- **What is being asked**: Reproduce all records verbatim.

- **Data shown**:

__________

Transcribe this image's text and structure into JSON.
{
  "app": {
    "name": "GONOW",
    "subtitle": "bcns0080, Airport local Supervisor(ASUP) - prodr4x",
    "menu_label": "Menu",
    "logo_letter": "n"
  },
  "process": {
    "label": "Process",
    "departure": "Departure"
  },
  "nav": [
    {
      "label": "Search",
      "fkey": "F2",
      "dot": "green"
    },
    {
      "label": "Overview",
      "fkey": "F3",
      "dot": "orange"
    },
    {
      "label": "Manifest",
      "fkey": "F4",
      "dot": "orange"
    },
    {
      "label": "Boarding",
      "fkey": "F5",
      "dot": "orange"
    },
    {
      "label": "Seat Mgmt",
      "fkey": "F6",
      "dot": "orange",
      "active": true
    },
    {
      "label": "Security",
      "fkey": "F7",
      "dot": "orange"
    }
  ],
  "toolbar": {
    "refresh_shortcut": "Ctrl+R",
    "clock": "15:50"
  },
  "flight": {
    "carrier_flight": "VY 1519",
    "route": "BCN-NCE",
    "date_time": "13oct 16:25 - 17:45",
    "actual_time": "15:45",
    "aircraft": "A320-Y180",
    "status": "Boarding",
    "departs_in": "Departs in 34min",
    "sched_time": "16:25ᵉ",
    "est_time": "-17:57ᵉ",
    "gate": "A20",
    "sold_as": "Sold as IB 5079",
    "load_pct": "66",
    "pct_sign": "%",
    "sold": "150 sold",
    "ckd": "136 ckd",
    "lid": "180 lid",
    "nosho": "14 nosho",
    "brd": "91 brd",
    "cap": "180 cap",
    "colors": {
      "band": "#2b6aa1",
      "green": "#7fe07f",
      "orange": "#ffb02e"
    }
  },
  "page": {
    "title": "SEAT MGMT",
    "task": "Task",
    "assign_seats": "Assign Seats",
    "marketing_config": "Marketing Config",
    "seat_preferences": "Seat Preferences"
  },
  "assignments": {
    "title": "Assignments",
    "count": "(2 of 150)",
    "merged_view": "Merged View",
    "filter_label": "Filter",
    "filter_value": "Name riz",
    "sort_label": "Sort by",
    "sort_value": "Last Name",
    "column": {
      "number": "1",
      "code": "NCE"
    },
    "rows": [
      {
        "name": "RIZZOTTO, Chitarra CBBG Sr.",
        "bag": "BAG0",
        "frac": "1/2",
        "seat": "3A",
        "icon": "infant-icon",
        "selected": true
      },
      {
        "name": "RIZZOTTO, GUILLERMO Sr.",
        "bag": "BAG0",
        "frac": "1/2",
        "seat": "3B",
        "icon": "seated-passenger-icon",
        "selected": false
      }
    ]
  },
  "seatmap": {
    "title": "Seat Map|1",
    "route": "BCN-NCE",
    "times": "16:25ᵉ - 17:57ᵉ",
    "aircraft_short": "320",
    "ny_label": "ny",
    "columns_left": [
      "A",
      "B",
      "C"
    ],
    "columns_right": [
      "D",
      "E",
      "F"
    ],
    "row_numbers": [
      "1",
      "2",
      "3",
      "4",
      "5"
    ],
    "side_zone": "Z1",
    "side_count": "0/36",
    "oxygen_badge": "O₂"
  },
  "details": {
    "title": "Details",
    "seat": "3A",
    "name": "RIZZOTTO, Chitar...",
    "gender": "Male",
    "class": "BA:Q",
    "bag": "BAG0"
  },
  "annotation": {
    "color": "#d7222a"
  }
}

__________

- **Output below**:
Transcribe this image's text and structure into JSON.
{
  "app": {
    "name": "GONOW",
    "subtitle": "bcns0080, Airport local Supervisor(ASUP) - prodr4x",
    "menu_label": "Menu",
    "logo_letter": "n"
  },
  "process": {
    "label": "Process",
    "departure": "Departure"
  },
  "nav": [
    {
      "label": "Search",
      "fkey": "F2",
      "dot": "green"
    },
    {
      "label": "Overview",
      "fkey": "F3",
      "dot": "orange"
    },
    {
      "label": "Manifest",
      "fkey": "F4",
      "dot": "orange"
    },
    {
      "label": "Boarding",
      "fkey": "F5",
      "dot": "orange"
    },
    {
      "label": "Seat Mgmt",
      "fkey": "F6",
      "dot": "orange",
      "active": true
    },
    {
      "label": "Security",
      "fkey": "F7",
      "dot": "orange"
    }
  ],
  "toolbar": {
    "refresh_shortcut": "Ctrl+R",
    "clock": "15:50"
  },
  "flight": {
    "carrier_flight": "VY 1519",
    "route": "BCN-NCE",
    "date_time": "13oct 16:25 - 17:45",
    "actual_time": "15:45",
    "aircraft": "A320-Y180",
    "status": "Boarding",
    "departs_in": "Departs in 34min",
    "sched_time": "16:25ᵉ",
    "est_time": "-17:57ᵉ",
    "gate": "A20",
    "sold_as": "Sold as IB 5079",
    "load_pct": "66",
    "pct_sign": "%",
    "sold": "150 sold",
    "ckd": "136 ckd",
    "lid": "180 lid",
    "nosho": "14 nosho",
    "brd": "91 brd",
    "cap": "180 cap",
    "colors": {
      "band": "#2b6aa1",
      "green": "#7fe07f",
      "orange": "#ffb02e"
    }
  },
  "page": {
    "title": "SEAT MGMT",
    "task": "Task",
    "assign_seats": "Assign Seats",
    "marketing_config": "Marketing Config",
    "seat_preferences": "Seat Preferences"
  },
  "assignments": {
    "title": "Assignments",
    "count": "(2 of 150)",
    "merged_view": "Merged View",
    "filter_label": "Filter",
    "filter_value": "Name riz",
    "sort_label": "Sort by",
    "sort_value": "Last Name",
    "column": {
      "number": "1",
      "code": "NCE"
    },
    "rows": [
      {
        "name": "RIZZOTTO, Chitarra CBBG Sr.",
        "bag": "BAG0",
        "frac": "1/2",
        "seat": "3A",
        "icon": "infant-icon",
        "selected": true
      },
      {
        "name": "RIZZOTTO, GUILLERMO Sr.",
        "bag": "BAG0",
        "frac": "1/2",
        "seat": "3B",
        "icon": "seated-passenger-icon",
        "selected": false
      }
    ]
  },
  "seatmap": {
    "title": "Seat Map|1",
    "route": "BCN-NCE",
    "times": "16:25ᵉ - 17:57ᵉ",
    "aircraft_short": "320",
    "ny_label": "ny",
    "columns_left": [
      "A",
      "B",
      "C"
    ],
    "columns_right": [
      "D",
      "E",
      "F"
    ],
    "row_numbers": [
      "1",
      "2",
      "3",
      "4",
      "5"
    ],
    "side_zone": "Z1",
    "side_count": "0/36",
    "oxygen_badge": "O₂"
  },
  "details": {
    "title": "Details",
    "seat": "3A",
    "name": "RIZZOTTO, Chitar...",
    "gender": "Male",
    "class": "BA:Q",
    "bag": "BAG0"
  },
  "annotation": {
    "color": "#d7222a"
  }
}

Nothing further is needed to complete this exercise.